Short problem: Look for the string "悬肉为林" and copy every line that has it.

Stored items:
▽

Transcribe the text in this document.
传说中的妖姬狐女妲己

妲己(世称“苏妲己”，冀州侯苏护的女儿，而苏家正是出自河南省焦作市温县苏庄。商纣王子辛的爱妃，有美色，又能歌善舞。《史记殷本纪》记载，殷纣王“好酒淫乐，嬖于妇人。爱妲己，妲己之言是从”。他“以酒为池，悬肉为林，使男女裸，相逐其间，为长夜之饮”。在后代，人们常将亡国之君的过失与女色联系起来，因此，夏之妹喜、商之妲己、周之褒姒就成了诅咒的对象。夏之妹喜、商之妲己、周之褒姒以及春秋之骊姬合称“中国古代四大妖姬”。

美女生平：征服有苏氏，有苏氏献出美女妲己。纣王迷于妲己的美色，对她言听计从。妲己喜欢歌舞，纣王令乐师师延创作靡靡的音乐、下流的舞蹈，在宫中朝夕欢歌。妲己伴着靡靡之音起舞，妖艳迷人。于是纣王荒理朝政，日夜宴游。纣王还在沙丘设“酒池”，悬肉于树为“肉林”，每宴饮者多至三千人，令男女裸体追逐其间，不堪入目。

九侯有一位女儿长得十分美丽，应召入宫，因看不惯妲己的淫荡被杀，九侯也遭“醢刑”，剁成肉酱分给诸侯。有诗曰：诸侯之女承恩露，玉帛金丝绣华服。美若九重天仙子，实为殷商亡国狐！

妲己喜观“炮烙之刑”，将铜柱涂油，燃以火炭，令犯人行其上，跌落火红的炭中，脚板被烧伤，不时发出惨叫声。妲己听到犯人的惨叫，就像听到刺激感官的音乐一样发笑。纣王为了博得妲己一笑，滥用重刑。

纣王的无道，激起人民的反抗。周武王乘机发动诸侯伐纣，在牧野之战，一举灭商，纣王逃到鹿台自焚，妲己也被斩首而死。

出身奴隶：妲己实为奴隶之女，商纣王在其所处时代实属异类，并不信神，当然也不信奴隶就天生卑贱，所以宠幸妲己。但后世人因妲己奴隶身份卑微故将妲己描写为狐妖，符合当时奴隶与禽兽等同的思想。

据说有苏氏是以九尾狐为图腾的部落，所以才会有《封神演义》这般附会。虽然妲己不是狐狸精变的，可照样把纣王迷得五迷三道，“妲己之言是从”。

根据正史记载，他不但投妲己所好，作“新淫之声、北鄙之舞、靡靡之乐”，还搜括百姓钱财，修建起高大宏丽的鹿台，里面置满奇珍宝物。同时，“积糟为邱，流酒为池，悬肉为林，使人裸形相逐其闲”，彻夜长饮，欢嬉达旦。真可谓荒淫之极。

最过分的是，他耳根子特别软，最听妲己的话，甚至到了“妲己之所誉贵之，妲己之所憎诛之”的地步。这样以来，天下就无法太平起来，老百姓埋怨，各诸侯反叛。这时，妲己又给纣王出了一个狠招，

△

Completed task:
妲己(世称“苏妲己”，冀州侯苏护的女儿，而苏家正是出自河南省焦作市温县苏庄。商纣王子辛的爱妃，有美色，又能歌善舞。《史记殷本纪》记载，殷纣王“好酒淫乐，嬖于妇人。爱妲己，妲己之言是从”。他“以酒为池，悬肉为林，使男女裸，相逐其间，为长夜之饮”。在后代，人们常将亡国之君的过失与女色联系起来，因此，夏之妹喜、商之妲己、周之褒姒就成了诅咒的对象。夏之妹喜、商之妲己、周之褒姒以及春秋之骊姬合称“中国古代四大妖姬”。
根据正史记载，他不但投妲己所好，作“新淫之声、北鄙之舞、靡靡之乐”，还搜括百姓钱财，修建起高大宏丽的鹿台，里面置满奇珍宝物。同时，“积糟为邱，流酒为池，悬肉为林，使人裸形相逐其闲”，彻夜长饮，欢嬉达旦。真可谓荒淫之极。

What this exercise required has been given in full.